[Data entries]
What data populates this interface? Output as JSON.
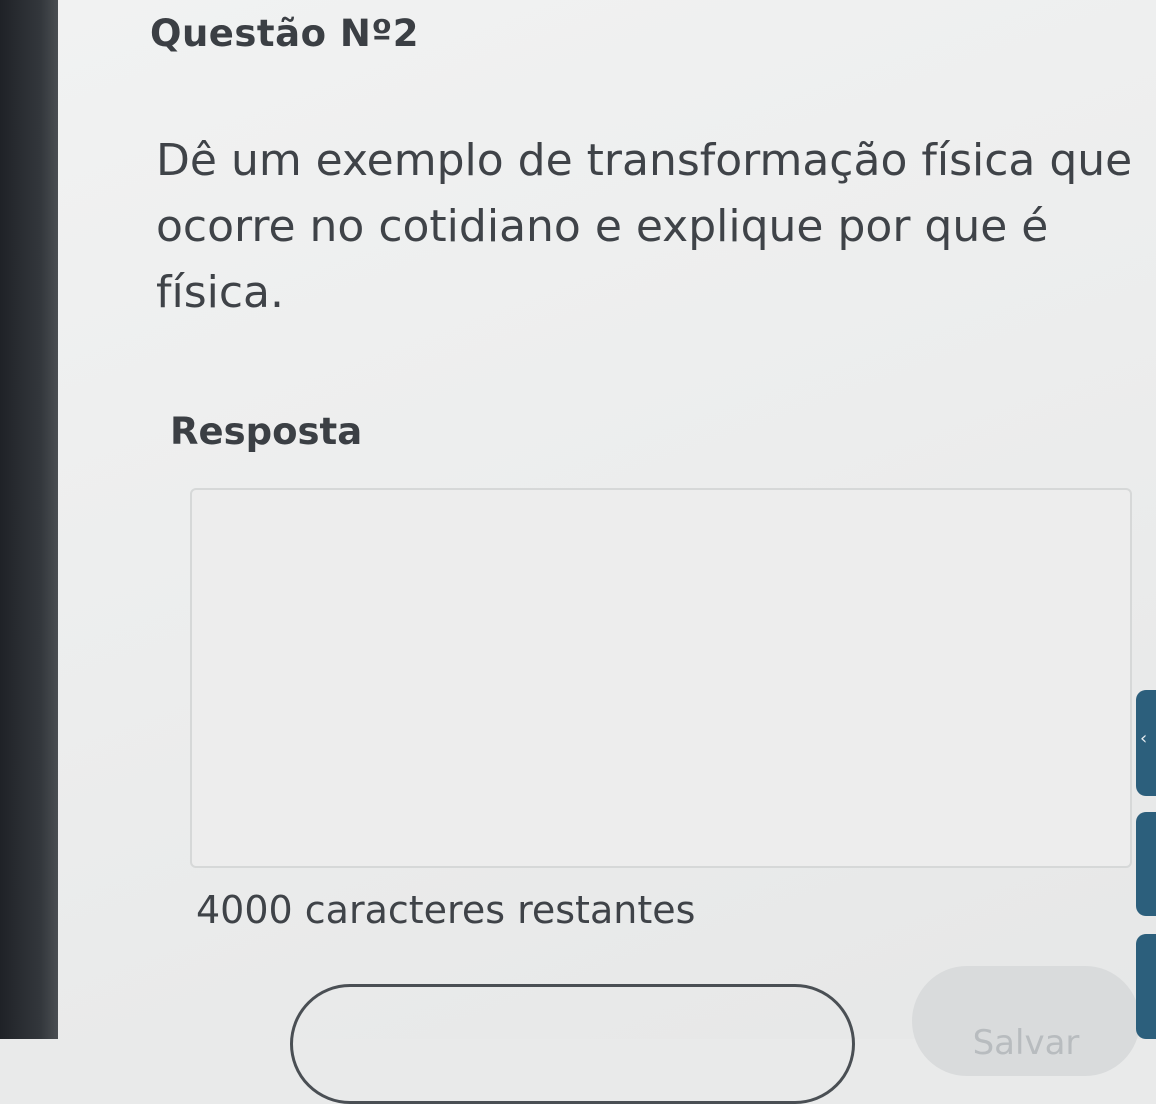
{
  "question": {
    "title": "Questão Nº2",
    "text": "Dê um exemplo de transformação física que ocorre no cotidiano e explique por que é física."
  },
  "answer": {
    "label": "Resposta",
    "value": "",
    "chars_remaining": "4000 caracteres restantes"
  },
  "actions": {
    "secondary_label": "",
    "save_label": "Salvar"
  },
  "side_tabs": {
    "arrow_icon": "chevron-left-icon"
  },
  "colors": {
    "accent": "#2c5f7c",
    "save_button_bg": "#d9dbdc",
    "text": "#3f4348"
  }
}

The task: Which lines hold the word "text"? Copy all of them.

Problem solution:
    "text": "Dê um exemplo de transformação física que ocorre no cotidiano e explique por que é física."
    "text": "#3f4348"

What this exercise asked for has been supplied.